**EXERCISE GOAL:**
Which lines in the records below contain the word "Sand"? Copy each one out.

**DATA SHOWN:**
────────────────────

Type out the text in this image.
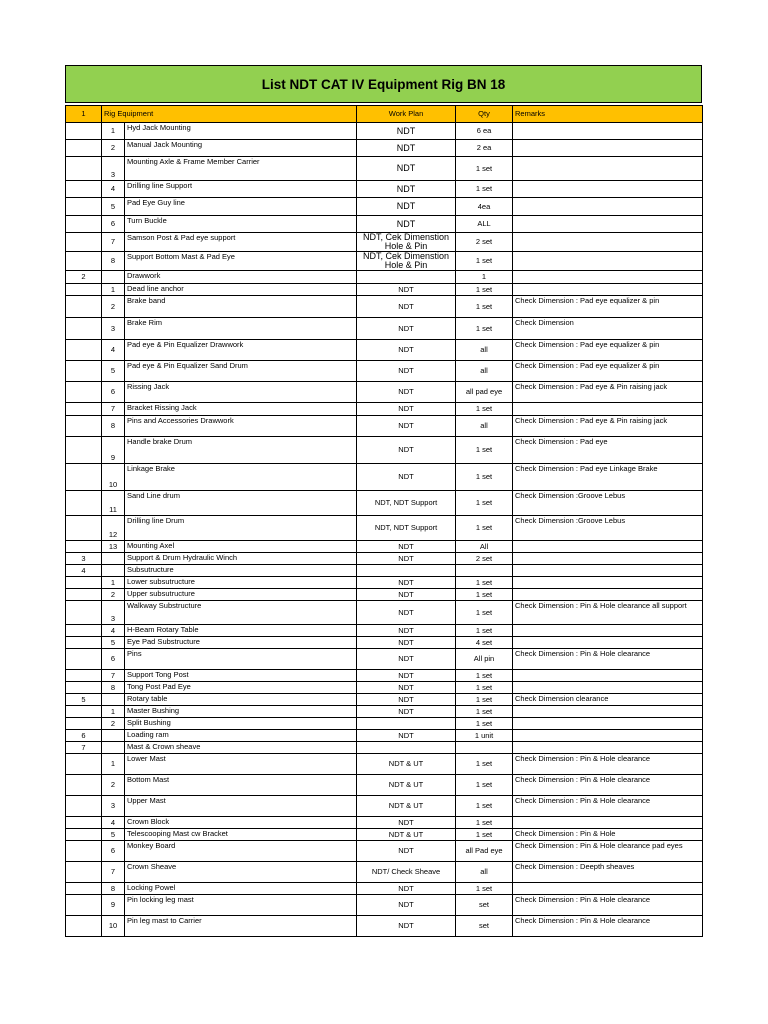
List NDT CAT IV Equipment Rig BN 18
1	Rig Equipment		Work Plan	Qty	Remarks
	1	Hyd Jack Mounting	NDT	6 ea	
	2	Manual Jack Mounting	NDT	2 ea	
	3	Mounting Axle & Frame Member Carrier	NDT	1 set	
	4	Drilling line Support	NDT	1 set	
	5	Pad Eye Guy line	NDT	4ea	
	6	Turn Buckle	NDT	ALL	
	7	Samson Post & Pad eye support	NDT, Cek Dimenstion Hole & Pin	2 set	
	8	Support Bottom Mast & Pad Eye	NDT, Cek Dimenstion Hole & Pin	1 set	
2		Drawwork		1	
	1	Dead line anchor	NDT	1 set	
	2	Brake band	NDT	1 set	Check Dimension : Pad eye equalizer & pin
	3	Brake Rim	NDT	1 set	Check Dimension
	4	Pad eye & Pin Equalizer Drawwork	NDT	all	Check Dimension : Pad eye equalizer & pin
	5	Pad eye & Pin Equalizer Sand Drum	NDT	all	Check Dimension : Pad eye equalizer & pin
	6	Rissing Jack	NDT	all pad eye	Check Dimension : Pad eye & Pin raising jack
	7	Bracket Rissing Jack	NDT	1 set	
	8	Pins and Accessories Drawwork	NDT	all	Check Dimension : Pad eye & Pin raising jack
	9	Handle brake Drum	NDT	1 set	Check Dimension : Pad eye
	10	Linkage Brake	NDT	1 set	Check Dimension : Pad eye Linkage Brake
	11	Sand Line drum	NDT, NDT Support	1 set	Check Dimension :Groove Lebus
	12	Drilling line Drum	NDT, NDT Support	1 set	Check Dimension :Groove Lebus
	13	Mounting Axel	NDT	All	
3		Support & Drum Hydraulic Winch	NDT	2 set	
4		Subsutructure			
	1	Lower subsutructure	NDT	1 set	
	2	Upper subsutructure	NDT	1 set	
	3	Walkway Substructure	NDT	1 set	Check Dimension : Pin & Hole clearance all support
	4	H-Beam Rotary Table	NDT	1 set	
	5	Eye Pad Substructure	NDT	4 set	
	6	Pins	NDT	All pin	Check Dimension : Pin & Hole clearance
	7	Support Tong Post	NDT	1 set	
	8	Tong Post Pad Eye	NDT	1 set	
5		Rotary table	NDT	1 set	Check Dimension clearance
	1	Master Bushing	NDT	1 set	
	2	Split Bushing		1 set	
6		Loading ram	NDT	1 unit	
7		Mast & Crown sheave			
	1	Lower Mast	NDT & UT	1 set	Check Dimension : Pin & Hole clearance
	2	Bottom Mast	NDT & UT	1 set	Check Dimension : Pin & Hole clearance
	3	Upper Mast	NDT & UT	1 set	Check Dimension : Pin & Hole clearance
	4	Crown Block	NDT	1 set	
	5	Telescooping Mast cw Bracket	NDT & UT	1 set	Check Dimension : Pin & Hole
	6	Monkey Board	NDT	all Pad eye	Check Dimension : Pin & Hole clearance pad eyes
	7	Crown Sheave	NDT/ Check Sheave	all	Check Dimension : Deepth sheaves
	8	Locking Powel	NDT	1 set	
	9	Pin locking leg mast	NDT	set	Check Dimension : Pin & Hole clearance
	10	Pin leg mast to Carrier	NDT	set	Check Dimension : Pin & Hole clearance
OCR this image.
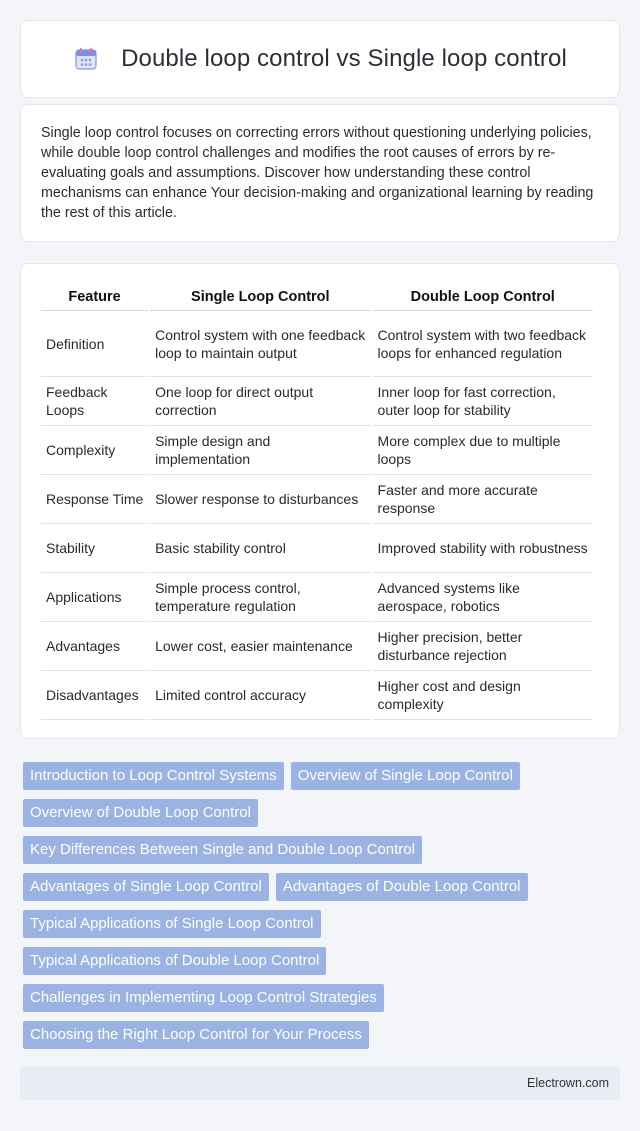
Double loop control vs Single loop control

Single loop control focuses on correcting errors without questioning underlying policies, while double loop control challenges and modifies the root causes of errors by re-evaluating goals and assumptions. Discover how understanding these control mechanisms can enhance Your decision-making and organizational learning by reading the rest of this article.

Feature	Single Loop Control	Double Loop Control
Definition	Control system with one feedback loop to maintain output	Control system with two feedback loops for enhanced regulation
Feedback Loops	One loop for direct output correction	Inner loop for fast correction, outer loop for stability
Complexity	Simple design and implementation	More complex due to multiple loops
Response Time	Slower response to disturbances	Faster and more accurate response
Stability	Basic stability control	Improved stability with robustness
Applications	Simple process control, temperature regulation	Advanced systems like aerospace, robotics
Advantages	Lower cost, easier maintenance	Higher precision, better disturbance rejection
Disadvantages	Limited control accuracy	Higher cost and design complexity
Introduction to Loop Control Systems Overview of Single Loop Control Overview of Double Loop Control Key Differences Between Single and Double Loop Control Advantages of Single Loop Control Advantages of Double Loop Control Typical Applications of Single Loop Control Typical Applications of Double Loop Control Challenges in Implementing Loop Control Strategies Choosing the Right Loop Control for Your Process
Electrown.com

────────────────────

**WRITTEN SOLUTION:**
	5	Pad eye & Pin Equalizer Sand Drum	NDT	all	Check Dimension : Pad eye equalizer & pin
	11	Sand Line drum	NDT, NDT Support	1 set	Check Dimension :Groove Lebus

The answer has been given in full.